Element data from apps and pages
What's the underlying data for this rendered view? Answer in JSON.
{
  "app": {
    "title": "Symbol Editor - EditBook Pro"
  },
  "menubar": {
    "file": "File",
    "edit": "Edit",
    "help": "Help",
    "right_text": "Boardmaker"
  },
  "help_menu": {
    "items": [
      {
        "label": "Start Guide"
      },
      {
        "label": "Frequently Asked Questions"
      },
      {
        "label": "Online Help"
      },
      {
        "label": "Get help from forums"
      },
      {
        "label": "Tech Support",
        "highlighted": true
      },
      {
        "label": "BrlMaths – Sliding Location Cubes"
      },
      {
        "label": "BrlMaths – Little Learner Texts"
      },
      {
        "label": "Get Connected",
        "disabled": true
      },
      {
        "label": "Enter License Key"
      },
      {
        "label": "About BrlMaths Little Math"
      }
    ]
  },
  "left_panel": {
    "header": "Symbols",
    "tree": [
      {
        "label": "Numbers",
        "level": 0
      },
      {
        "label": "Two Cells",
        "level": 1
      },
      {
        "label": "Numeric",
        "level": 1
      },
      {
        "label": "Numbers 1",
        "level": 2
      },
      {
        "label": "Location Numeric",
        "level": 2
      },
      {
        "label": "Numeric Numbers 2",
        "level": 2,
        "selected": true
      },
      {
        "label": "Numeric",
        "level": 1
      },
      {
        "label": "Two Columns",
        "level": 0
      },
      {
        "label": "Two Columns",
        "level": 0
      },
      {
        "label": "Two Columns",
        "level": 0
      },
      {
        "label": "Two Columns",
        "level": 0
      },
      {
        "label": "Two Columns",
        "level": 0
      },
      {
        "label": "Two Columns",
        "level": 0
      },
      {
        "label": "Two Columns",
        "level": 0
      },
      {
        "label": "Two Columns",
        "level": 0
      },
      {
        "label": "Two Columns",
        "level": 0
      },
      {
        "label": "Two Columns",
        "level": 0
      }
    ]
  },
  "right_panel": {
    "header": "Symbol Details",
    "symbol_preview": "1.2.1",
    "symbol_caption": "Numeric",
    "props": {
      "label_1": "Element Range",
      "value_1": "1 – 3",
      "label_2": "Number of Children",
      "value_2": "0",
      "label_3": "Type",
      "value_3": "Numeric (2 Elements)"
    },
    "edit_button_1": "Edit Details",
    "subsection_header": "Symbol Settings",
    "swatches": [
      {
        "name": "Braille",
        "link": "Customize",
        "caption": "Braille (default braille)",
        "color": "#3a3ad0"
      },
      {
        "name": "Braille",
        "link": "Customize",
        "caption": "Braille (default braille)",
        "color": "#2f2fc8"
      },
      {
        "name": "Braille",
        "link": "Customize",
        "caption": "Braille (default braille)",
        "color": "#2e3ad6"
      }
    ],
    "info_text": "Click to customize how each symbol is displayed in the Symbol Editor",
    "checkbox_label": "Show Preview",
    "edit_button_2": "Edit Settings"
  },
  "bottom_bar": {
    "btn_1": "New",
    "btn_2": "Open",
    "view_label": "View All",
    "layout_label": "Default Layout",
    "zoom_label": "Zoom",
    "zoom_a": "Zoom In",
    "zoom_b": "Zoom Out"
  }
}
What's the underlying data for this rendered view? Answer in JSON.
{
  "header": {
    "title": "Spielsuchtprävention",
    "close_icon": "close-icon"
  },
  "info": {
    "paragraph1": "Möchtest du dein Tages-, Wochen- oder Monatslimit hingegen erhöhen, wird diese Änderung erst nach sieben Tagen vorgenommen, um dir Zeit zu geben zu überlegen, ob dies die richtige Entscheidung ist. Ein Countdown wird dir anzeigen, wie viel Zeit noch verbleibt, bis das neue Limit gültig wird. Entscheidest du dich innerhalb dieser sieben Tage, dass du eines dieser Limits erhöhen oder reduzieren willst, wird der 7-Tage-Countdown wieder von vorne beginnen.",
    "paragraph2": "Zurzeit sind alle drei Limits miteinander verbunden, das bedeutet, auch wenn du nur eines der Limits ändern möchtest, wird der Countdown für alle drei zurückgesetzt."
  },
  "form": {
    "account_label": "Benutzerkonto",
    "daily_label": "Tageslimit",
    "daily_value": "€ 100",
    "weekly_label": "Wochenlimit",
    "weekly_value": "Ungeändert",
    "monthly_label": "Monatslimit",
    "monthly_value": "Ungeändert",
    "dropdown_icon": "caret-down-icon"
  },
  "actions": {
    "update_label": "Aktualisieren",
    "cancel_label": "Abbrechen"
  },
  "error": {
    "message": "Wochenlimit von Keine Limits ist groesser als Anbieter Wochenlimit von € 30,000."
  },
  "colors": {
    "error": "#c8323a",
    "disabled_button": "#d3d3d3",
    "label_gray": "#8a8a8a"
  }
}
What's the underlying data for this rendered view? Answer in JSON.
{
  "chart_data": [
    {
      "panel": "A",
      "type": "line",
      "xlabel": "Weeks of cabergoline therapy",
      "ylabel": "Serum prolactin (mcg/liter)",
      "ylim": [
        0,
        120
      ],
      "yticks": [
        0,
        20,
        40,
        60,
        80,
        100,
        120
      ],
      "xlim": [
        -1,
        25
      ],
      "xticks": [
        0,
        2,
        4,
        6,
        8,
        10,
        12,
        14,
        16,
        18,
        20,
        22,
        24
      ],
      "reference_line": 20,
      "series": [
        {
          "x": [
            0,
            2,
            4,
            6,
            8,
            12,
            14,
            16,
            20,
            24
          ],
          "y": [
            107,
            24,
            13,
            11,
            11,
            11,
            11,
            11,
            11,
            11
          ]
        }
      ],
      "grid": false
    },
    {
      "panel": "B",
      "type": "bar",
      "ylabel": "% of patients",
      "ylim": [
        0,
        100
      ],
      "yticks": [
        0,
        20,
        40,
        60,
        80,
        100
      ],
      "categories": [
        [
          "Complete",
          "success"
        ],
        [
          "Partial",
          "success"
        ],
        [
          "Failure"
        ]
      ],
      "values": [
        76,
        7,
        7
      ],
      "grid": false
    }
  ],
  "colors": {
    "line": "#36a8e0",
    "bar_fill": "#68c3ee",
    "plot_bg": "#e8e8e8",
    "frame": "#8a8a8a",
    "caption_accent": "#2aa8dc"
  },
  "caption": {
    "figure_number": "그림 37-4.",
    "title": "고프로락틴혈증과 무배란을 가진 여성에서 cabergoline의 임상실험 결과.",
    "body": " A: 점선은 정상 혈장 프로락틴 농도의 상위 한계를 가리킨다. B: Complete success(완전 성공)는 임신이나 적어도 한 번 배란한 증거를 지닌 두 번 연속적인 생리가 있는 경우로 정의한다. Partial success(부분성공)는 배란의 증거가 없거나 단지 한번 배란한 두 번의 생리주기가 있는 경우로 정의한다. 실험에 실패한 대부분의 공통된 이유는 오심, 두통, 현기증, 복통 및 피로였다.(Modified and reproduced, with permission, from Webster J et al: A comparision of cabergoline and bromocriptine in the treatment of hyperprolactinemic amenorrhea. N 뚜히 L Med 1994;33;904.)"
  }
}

PROBLEM DESCRIPTION:
Restate all of the data above. Match it word for word.

SOLUTION TO THIS PROBLEM:
What's the underlying data for this rendered view? Answer in JSON.
{
  "app": {
    "title": "Symbol Editor - EditBook Pro"
  },
  "menubar": {
    "file": "File",
    "edit": "Edit",
    "help": "Help",
    "right_text": "Boardmaker"
  },
  "help_menu": {
    "items": [
      {
        "label": "Start Guide"
      },
      {
        "label": "Frequently Asked Questions"
      },
      {
        "label": "Online Help"
      },
      {
        "label": "Get help from forums"
      },
      {
        "label": "Tech Support",
        "highlighted": true
      },
      {
        "label": "BrlMaths – Sliding Location Cubes"
      },
      {
        "label": "BrlMaths – Little Learner Texts"
      },
      {
        "label": "Get Connected",
        "disabled": true
      },
      {
        "label": "Enter License Key"
      },
      {
        "label": "About BrlMaths Little Math"
      }
    ]
  },
  "left_panel": {
    "header": "Symbols",
    "tree": [
      {
        "label": "Numbers",
        "level": 0
      },
      {
        "label": "Two Cells",
        "level": 1
      },
      {
        "label": "Numeric",
        "level": 1
      },
      {
        "label": "Numbers 1",
        "level": 2
      },
      {
        "label": "Location Numeric",
        "level": 2
      },
      {
        "label": "Numeric Numbers 2",
        "level": 2,
        "selected": true
      },
      {
        "label": "Numeric",
        "level": 1
      },
      {
        "label": "Two Columns",
        "level": 0
      },
      {
        "label": "Two Columns",
        "level": 0
      },
      {
        "label": "Two Columns",
        "level": 0
      },
      {
        "label": "Two Columns",
        "level": 0
      },
      {
        "label": "Two Columns",
        "level": 0
      },
      {
        "label": "Two Columns",
        "level": 0
      },
      {
        "label": "Two Columns",
        "level": 0
      },
      {
        "label": "Two Columns",
        "level": 0
      },
      {
        "label": "Two Columns",
        "level": 0
      },
      {
        "label": "Two Columns",
        "level": 0
      }
    ]
  },
  "right_panel": {
    "header": "Symbol Details",
    "symbol_preview": "1.2.1",
    "symbol_caption": "Numeric",
    "props": {
      "label_1": "Element Range",
      "value_1": "1 – 3",
      "label_2": "Number of Children",
      "value_2": "0",
      "label_3": "Type",
      "value_3": "Numeric (2 Elements)"
    },
    "edit_button_1": "Edit Details",
    "subsection_header": "Symbol Settings",
    "swatches": [
      {
        "name": "Braille",
        "link": "Customize",
        "caption": "Braille (default braille)",
        "color": "#3a3ad0"
      },
      {
        "name": "Braille",
        "link": "Customize",
        "caption": "Braille (default braille)",
        "color": "#2f2fc8"
      },
      {
        "name": "Braille",
        "link": "Customize",
        "caption": "Braille (default braille)",
        "color": "#2e3ad6"
      }
    ],
    "info_text": "Click to customize how each symbol is displayed in the Symbol Editor",
    "checkbox_label": "Show Preview",
    "edit_button_2": "Edit Settings"
  },
  "bottom_bar": {
    "btn_1": "New",
    "btn_2": "Open",
    "view_label": "View All",
    "layout_label": "Default Layout",
    "zoom_label": "Zoom",
    "zoom_a": "Zoom In",
    "zoom_b": "Zoom Out"
  }
}
What's the underlying data for this rendered view? Answer in JSON.
{
  "header": {
    "title": "Spielsuchtprävention",
    "close_icon": "close-icon"
  },
  "info": {
    "paragraph1": "Möchtest du dein Tages-, Wochen- oder Monatslimit hingegen erhöhen, wird diese Änderung erst nach sieben Tagen vorgenommen, um dir Zeit zu geben zu überlegen, ob dies die richtige Entscheidung ist. Ein Countdown wird dir anzeigen, wie viel Zeit noch verbleibt, bis das neue Limit gültig wird. Entscheidest du dich innerhalb dieser sieben Tage, dass du eines dieser Limits erhöhen oder reduzieren willst, wird der 7-Tage-Countdown wieder von vorne beginnen.",
    "paragraph2": "Zurzeit sind alle drei Limits miteinander verbunden, das bedeutet, auch wenn du nur eines der Limits ändern möchtest, wird der Countdown für alle drei zurückgesetzt."
  },
  "form": {
    "account_label": "Benutzerkonto",
    "daily_label": "Tageslimit",
    "daily_value": "€ 100",
    "weekly_label": "Wochenlimit",
    "weekly_value": "Ungeändert",
    "monthly_label": "Monatslimit",
    "monthly_value": "Ungeändert",
    "dropdown_icon": "caret-down-icon"
  },
  "actions": {
    "update_label": "Aktualisieren",
    "cancel_label": "Abbrechen"
  },
  "error": {
    "message": "Wochenlimit von Keine Limits ist groesser als Anbieter Wochenlimit von € 30,000."
  },
  "colors": {
    "error": "#c8323a",
    "disabled_button": "#d3d3d3",
    "label_gray": "#8a8a8a"
  }
}
What's the underlying data for this rendered view? Answer in JSON.
{
  "chart_data": [
    {
      "panel": "A",
      "type": "line",
      "xlabel": "Weeks of cabergoline therapy",
      "ylabel": "Serum prolactin (mcg/liter)",
      "ylim": [
        0,
        120
      ],
      "yticks": [
        0,
        20,
        40,
        60,
        80,
        100,
        120
      ],
      "xlim": [
        -1,
        25
      ],
      "xticks": [
        0,
        2,
        4,
        6,
        8,
        10,
        12,
        14,
        16,
        18,
        20,
        22,
        24
      ],
      "reference_line": 20,
      "series": [
        {
          "x": [
            0,
            2,
            4,
            6,
            8,
            12,
            14,
            16,
            20,
            24
          ],
          "y": [
            107,
            24,
            13,
            11,
            11,
            11,
            11,
            11,
            11,
            11
          ]
        }
      ],
      "grid": false
    },
    {
      "panel": "B",
      "type": "bar",
      "ylabel": "% of patients",
      "ylim": [
        0,
        100
      ],
      "yticks": [
        0,
        20,
        40,
        60,
        80,
        100
      ],
      "categories": [
        [
          "Complete",
          "success"
        ],
        [
          "Partial",
          "success"
        ],
        [
          "Failure"
        ]
      ],
      "values": [
        76,
        7,
        7
      ],
      "grid": false
    }
  ],
  "colors": {
    "line": "#36a8e0",
    "bar_fill": "#68c3ee",
    "plot_bg": "#e8e8e8",
    "frame": "#8a8a8a",
    "caption_accent": "#2aa8dc"
  },
  "caption": {
    "figure_number": "그림 37-4.",
    "title": "고프로락틴혈증과 무배란을 가진 여성에서 cabergoline의 임상실험 결과.",
    "body": " A: 점선은 정상 혈장 프로락틴 농도의 상위 한계를 가리킨다. B: Complete success(완전 성공)는 임신이나 적어도 한 번 배란한 증거를 지닌 두 번 연속적인 생리가 있는 경우로 정의한다. Partial success(부분성공)는 배란의 증거가 없거나 단지 한번 배란한 두 번의 생리주기가 있는 경우로 정의한다. 실험에 실패한 대부분의 공통된 이유는 오심, 두통, 현기증, 복통 및 피로였다.(Modified and reproduced, with permission, from Webster J et al: A comparision of cabergoline and bromocriptine in the treatment of hyperprolactinemic amenorrhea. N 뚜히 L Med 1994;33;904.)"
  }
}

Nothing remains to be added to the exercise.